---------- LISTED RECORDS ----------

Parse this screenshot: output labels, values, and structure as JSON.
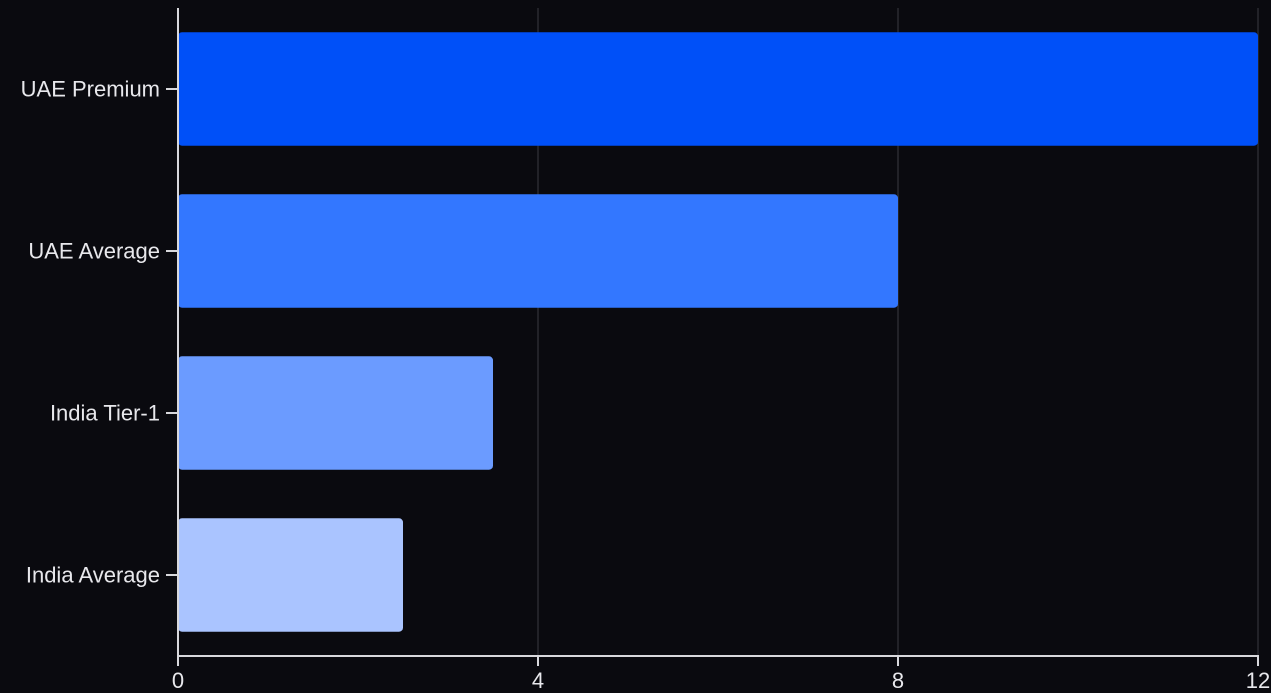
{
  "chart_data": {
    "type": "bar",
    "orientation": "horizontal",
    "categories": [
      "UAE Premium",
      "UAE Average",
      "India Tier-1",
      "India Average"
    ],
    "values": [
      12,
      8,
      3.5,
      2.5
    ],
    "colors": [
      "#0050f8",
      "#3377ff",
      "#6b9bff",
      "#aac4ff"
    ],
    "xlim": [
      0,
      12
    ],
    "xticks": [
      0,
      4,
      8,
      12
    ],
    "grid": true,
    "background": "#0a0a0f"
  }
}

----------
---------- LISTED RECORDS ----------

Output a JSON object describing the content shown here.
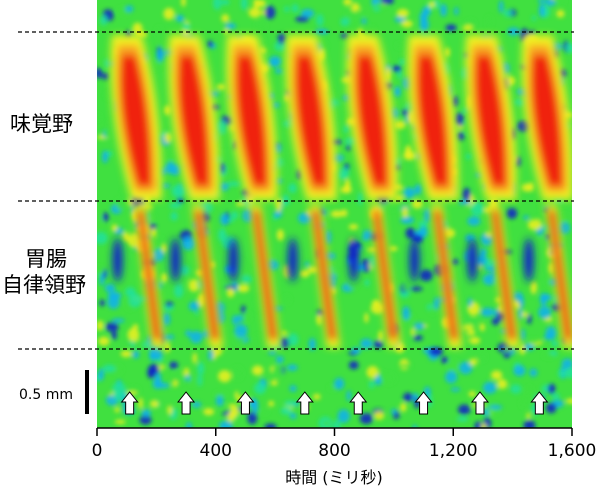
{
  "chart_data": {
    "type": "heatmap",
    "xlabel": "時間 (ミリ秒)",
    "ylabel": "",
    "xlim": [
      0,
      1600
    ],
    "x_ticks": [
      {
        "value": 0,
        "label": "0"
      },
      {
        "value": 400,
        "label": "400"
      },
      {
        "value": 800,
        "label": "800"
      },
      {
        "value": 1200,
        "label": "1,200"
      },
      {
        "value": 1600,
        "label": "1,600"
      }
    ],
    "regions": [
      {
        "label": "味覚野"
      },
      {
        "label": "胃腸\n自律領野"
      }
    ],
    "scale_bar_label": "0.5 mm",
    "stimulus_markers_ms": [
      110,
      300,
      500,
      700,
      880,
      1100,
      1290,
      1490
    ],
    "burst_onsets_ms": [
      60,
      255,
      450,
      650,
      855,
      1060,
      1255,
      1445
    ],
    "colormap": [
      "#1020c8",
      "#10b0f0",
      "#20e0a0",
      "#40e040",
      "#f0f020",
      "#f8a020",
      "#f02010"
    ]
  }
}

----------
---------- LISTED RECORDS ----------

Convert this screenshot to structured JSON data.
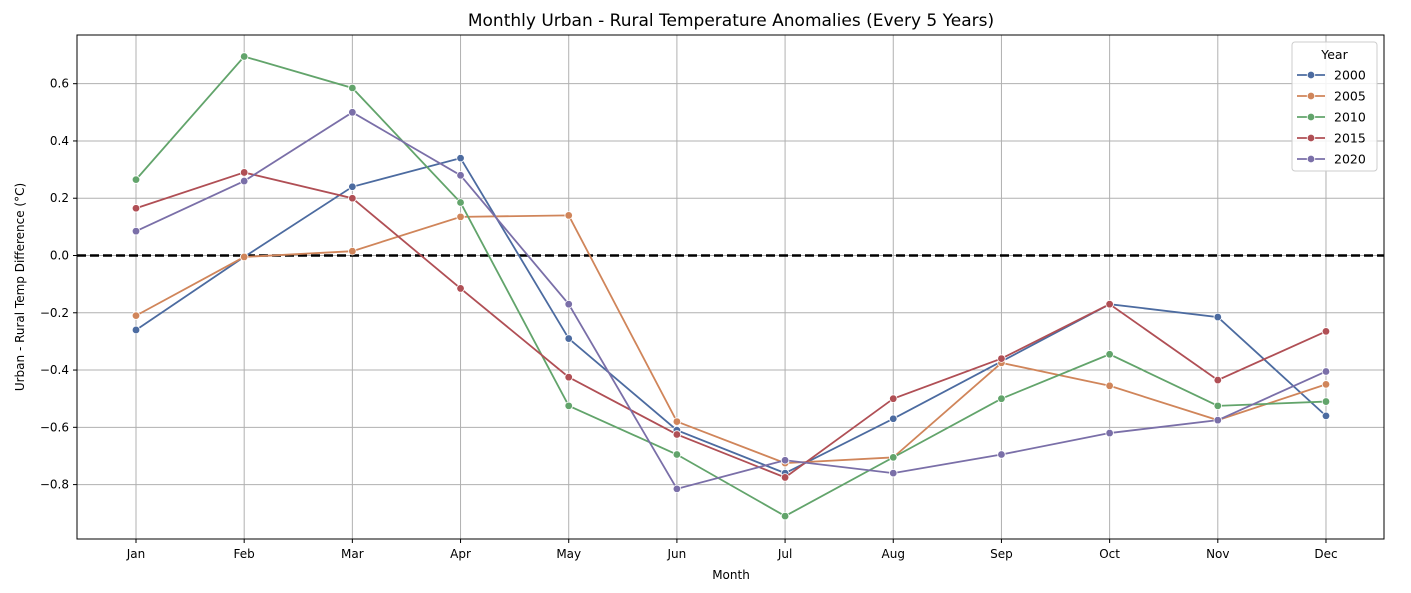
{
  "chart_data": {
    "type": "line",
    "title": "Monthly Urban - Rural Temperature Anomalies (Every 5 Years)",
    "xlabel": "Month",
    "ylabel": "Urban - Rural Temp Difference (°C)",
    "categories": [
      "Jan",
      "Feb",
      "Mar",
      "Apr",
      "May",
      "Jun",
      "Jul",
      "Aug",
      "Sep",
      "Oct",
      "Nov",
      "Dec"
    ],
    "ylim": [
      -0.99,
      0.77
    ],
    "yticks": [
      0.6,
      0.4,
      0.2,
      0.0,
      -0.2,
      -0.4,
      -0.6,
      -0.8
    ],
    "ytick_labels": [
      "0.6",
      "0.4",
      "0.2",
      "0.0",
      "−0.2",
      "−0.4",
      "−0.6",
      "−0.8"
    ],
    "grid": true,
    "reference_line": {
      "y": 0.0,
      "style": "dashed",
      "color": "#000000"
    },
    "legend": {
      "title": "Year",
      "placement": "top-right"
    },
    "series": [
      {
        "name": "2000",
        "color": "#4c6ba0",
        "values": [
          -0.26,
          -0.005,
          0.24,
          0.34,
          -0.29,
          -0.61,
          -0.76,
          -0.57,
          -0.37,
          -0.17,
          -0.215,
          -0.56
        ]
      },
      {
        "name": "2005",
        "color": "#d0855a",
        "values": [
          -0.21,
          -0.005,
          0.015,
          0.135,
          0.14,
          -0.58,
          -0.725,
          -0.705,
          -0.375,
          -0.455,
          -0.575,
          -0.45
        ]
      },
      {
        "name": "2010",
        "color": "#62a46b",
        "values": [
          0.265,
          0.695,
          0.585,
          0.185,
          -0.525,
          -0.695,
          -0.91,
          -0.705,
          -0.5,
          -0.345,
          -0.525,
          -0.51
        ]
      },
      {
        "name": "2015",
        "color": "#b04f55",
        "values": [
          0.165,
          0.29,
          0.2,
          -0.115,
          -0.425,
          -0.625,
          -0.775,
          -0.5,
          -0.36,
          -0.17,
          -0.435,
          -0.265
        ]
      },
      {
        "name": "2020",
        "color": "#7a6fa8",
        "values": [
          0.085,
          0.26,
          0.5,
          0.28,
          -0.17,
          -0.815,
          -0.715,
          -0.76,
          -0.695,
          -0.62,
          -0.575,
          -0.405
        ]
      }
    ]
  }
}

----------

EXERCISE INSTRUCTIONS ▸ Select and copy every line of the listing with the word "Urban".

SOLVED PROBLEM ▸
    "title": "Monthly Urban - Rural Temperature Anomalies (Every 5 Years)",
    "ylabel": "Urban - Rural Temp Difference (°C)",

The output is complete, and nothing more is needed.